┌─ Input rows
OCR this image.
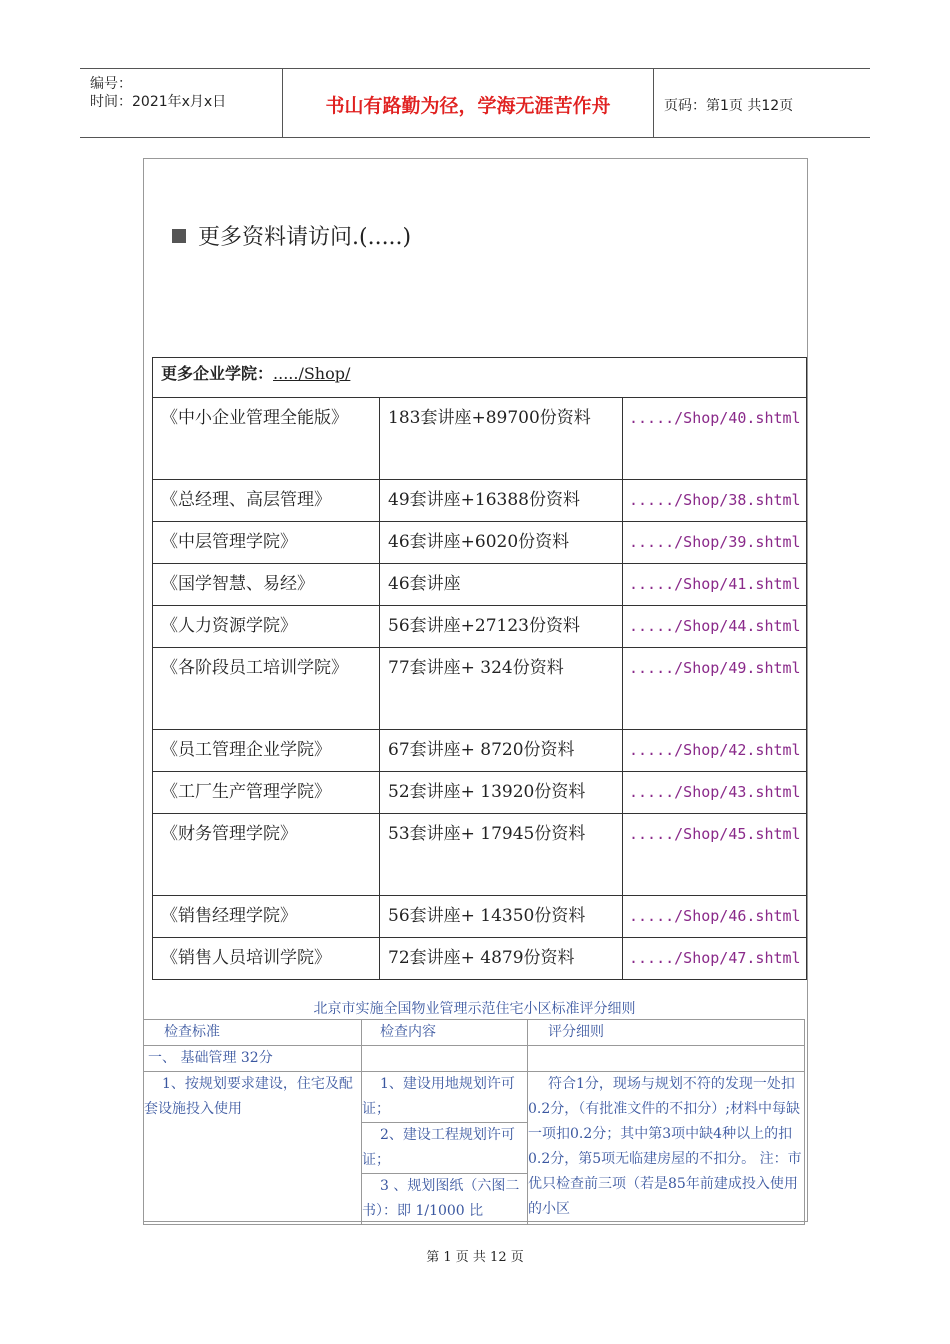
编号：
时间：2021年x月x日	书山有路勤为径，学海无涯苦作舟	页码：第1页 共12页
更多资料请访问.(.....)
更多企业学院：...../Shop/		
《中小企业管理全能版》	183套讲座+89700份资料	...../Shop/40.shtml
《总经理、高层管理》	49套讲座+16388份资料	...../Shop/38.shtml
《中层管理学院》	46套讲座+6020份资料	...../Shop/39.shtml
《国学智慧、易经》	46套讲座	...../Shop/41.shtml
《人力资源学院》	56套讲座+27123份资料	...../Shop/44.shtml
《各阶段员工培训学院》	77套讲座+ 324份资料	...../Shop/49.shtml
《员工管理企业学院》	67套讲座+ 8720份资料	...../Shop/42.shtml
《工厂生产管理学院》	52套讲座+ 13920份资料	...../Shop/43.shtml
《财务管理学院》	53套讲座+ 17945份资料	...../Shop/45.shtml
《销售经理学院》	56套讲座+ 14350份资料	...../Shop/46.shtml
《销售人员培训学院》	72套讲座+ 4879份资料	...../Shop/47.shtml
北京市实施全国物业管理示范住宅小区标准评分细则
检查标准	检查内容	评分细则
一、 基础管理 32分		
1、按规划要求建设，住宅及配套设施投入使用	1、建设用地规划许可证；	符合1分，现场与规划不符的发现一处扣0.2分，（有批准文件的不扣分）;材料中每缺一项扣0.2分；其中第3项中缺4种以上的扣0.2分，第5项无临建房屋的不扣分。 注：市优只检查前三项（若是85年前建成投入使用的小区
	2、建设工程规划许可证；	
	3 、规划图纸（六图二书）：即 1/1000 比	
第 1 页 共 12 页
└─
## Your task
Every record above should be written out again exactly; the pictures stay out of the copy.

## Answer to the problem
OCR this image.
编号：
时间：2021年x月x日	书山有路勤为径，学海无涯苦作舟	页码：第1页 共12页
更多资料请访问.(.....)
更多企业学院：...../Shop/		
《中小企业管理全能版》	183套讲座+89700份资料	...../Shop/40.shtml
《总经理、高层管理》	49套讲座+16388份资料	...../Shop/38.shtml
《中层管理学院》	46套讲座+6020份资料	...../Shop/39.shtml
《国学智慧、易经》	46套讲座	...../Shop/41.shtml
《人力资源学院》	56套讲座+27123份资料	...../Shop/44.shtml
《各阶段员工培训学院》	77套讲座+ 324份资料	...../Shop/49.shtml
《员工管理企业学院》	67套讲座+ 8720份资料	...../Shop/42.shtml
《工厂生产管理学院》	52套讲座+ 13920份资料	...../Shop/43.shtml
《财务管理学院》	53套讲座+ 17945份资料	...../Shop/45.shtml
《销售经理学院》	56套讲座+ 14350份资料	...../Shop/46.shtml
《销售人员培训学院》	72套讲座+ 4879份资料	...../Shop/47.shtml
北京市实施全国物业管理示范住宅小区标准评分细则
检查标准	检查内容	评分细则
一、 基础管理 32分		
1、按规划要求建设，住宅及配套设施投入使用	1、建设用地规划许可证；	符合1分，现场与规划不符的发现一处扣0.2分，（有批准文件的不扣分）;材料中每缺一项扣0.2分；其中第3项中缺4种以上的扣0.2分，第5项无临建房屋的不扣分。 注：市优只检查前三项（若是85年前建成投入使用的小区
	2、建设工程规划许可证；	
	3 、规划图纸（六图二书）：即 1/1000 比	
第 1 页 共 12 页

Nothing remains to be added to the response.